*What the exercise asks*
Find each line holding the word "folgende" and give the total alone.
╭──
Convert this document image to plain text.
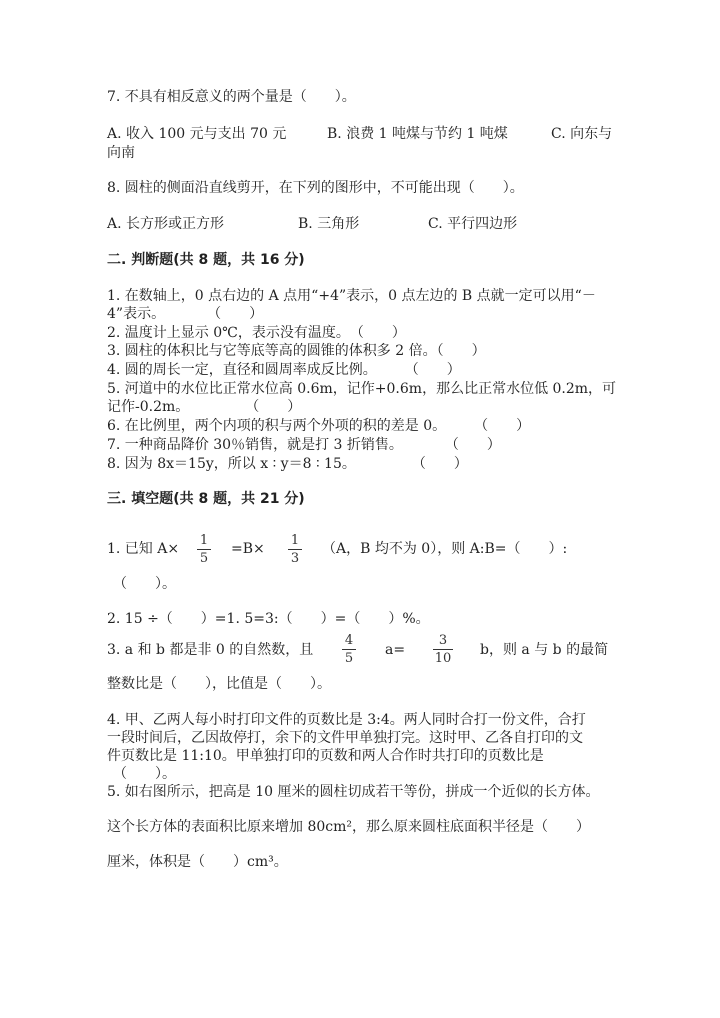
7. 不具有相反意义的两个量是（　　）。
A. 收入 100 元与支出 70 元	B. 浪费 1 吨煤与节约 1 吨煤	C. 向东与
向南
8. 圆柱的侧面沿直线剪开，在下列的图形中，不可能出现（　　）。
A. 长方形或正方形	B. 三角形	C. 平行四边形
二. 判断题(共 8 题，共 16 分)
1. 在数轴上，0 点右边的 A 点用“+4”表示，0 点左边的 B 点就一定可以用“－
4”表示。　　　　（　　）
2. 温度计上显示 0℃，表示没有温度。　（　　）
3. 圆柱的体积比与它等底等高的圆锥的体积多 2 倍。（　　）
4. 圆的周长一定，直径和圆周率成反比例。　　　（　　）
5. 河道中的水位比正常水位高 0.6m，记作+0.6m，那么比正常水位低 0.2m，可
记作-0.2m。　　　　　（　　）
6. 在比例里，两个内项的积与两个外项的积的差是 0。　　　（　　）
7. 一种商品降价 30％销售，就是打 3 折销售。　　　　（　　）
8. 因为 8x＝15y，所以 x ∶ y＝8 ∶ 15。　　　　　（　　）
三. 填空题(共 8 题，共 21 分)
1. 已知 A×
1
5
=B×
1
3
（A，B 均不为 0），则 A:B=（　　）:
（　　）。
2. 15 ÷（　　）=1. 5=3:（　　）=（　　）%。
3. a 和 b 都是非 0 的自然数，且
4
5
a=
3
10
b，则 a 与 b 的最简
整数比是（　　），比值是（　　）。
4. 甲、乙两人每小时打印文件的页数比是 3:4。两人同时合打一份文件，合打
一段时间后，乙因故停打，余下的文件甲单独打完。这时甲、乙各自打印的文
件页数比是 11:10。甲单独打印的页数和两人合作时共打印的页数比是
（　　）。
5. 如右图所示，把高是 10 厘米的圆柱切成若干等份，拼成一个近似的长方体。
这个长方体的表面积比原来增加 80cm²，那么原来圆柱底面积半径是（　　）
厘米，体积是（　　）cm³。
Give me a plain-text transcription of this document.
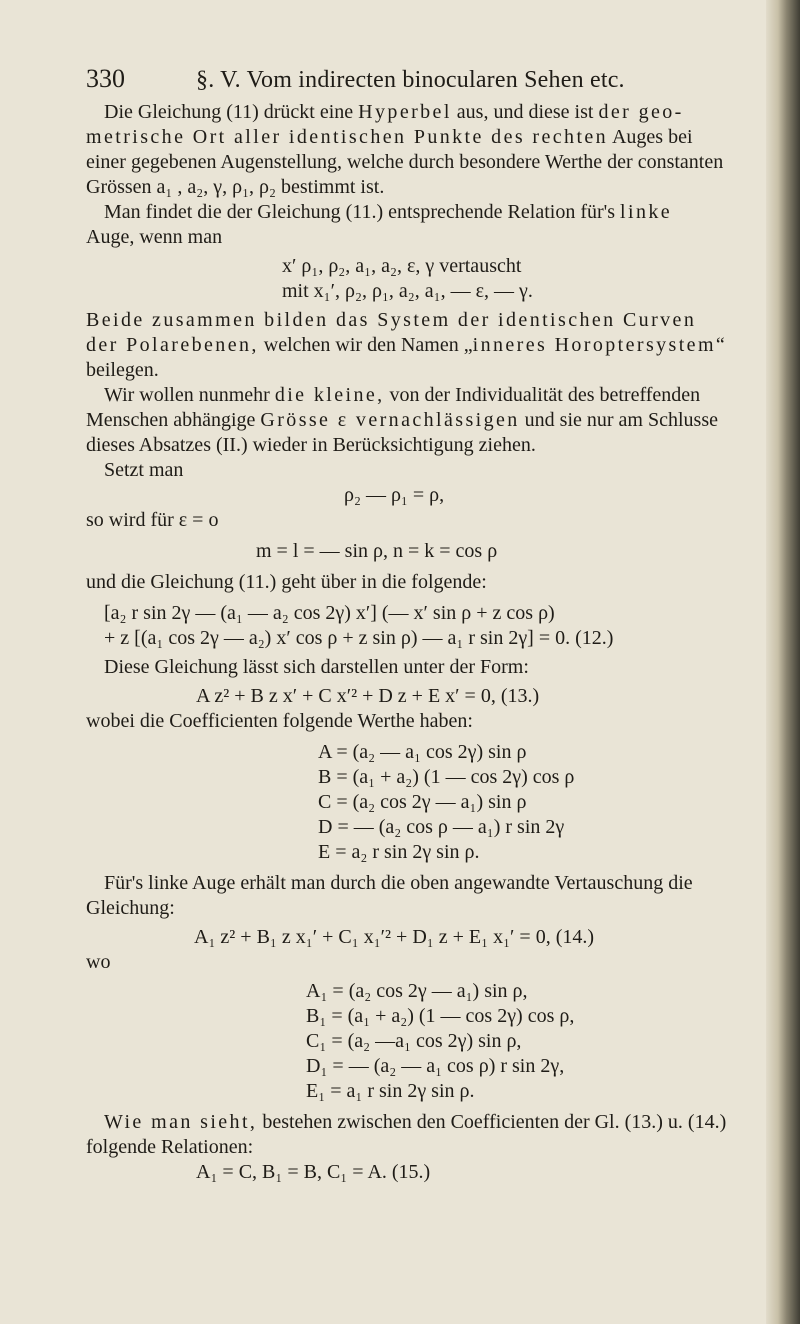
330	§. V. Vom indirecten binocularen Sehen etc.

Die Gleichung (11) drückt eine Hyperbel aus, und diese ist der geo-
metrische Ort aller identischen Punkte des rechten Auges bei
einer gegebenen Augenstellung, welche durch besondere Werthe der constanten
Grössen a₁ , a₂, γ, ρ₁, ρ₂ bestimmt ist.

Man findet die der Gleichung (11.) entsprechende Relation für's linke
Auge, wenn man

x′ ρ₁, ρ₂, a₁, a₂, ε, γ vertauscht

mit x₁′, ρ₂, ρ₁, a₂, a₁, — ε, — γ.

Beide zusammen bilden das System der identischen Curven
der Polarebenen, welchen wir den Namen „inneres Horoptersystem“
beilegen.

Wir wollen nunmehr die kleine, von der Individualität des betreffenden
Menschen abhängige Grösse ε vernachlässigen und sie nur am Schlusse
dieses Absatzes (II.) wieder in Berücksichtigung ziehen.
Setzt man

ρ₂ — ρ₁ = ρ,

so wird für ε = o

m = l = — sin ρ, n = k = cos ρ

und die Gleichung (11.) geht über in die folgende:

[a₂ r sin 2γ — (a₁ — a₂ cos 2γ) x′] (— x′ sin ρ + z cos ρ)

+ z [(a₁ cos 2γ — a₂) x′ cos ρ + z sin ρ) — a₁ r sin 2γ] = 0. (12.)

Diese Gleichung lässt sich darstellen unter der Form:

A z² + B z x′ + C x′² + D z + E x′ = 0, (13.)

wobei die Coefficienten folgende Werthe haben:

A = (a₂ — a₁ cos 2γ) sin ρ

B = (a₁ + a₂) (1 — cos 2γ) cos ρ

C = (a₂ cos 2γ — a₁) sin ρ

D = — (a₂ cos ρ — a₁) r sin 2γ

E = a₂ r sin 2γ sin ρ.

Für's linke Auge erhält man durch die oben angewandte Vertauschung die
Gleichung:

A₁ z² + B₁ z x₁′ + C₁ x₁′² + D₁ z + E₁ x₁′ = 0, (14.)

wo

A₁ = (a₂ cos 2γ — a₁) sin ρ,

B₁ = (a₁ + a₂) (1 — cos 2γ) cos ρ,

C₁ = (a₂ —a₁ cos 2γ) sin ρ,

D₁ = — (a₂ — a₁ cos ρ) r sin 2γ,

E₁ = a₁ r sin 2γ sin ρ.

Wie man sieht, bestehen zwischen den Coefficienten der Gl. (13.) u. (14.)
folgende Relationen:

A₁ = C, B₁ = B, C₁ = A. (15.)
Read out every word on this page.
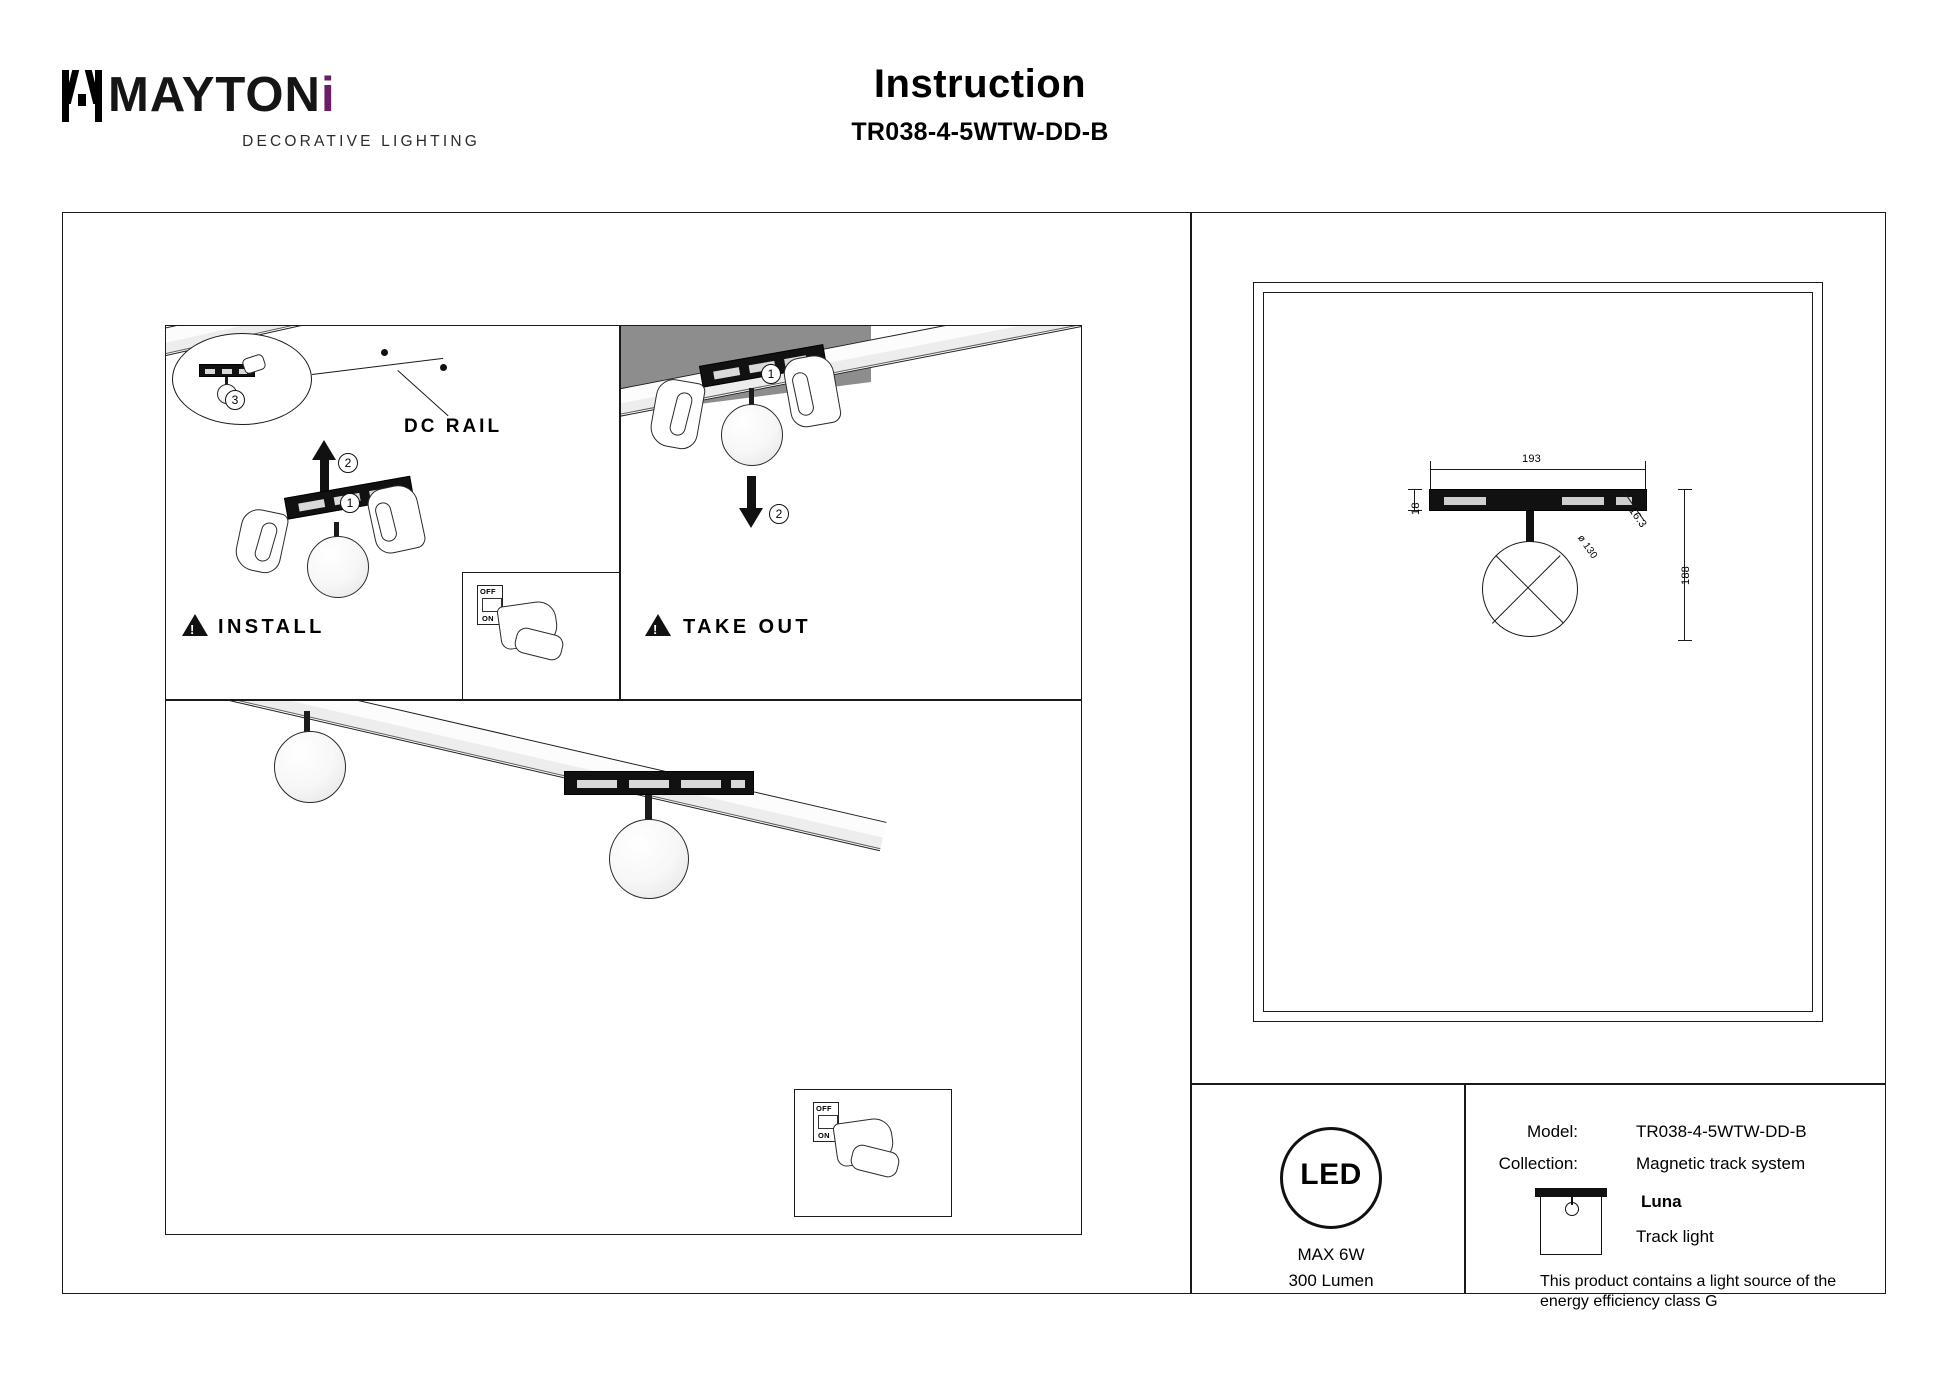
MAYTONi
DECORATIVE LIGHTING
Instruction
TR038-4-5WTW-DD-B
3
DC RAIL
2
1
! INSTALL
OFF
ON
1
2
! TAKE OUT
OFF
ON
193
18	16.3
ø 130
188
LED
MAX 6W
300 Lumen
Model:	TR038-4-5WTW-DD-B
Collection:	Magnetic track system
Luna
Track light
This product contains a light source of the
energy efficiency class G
╰──
*Answer for the task*
3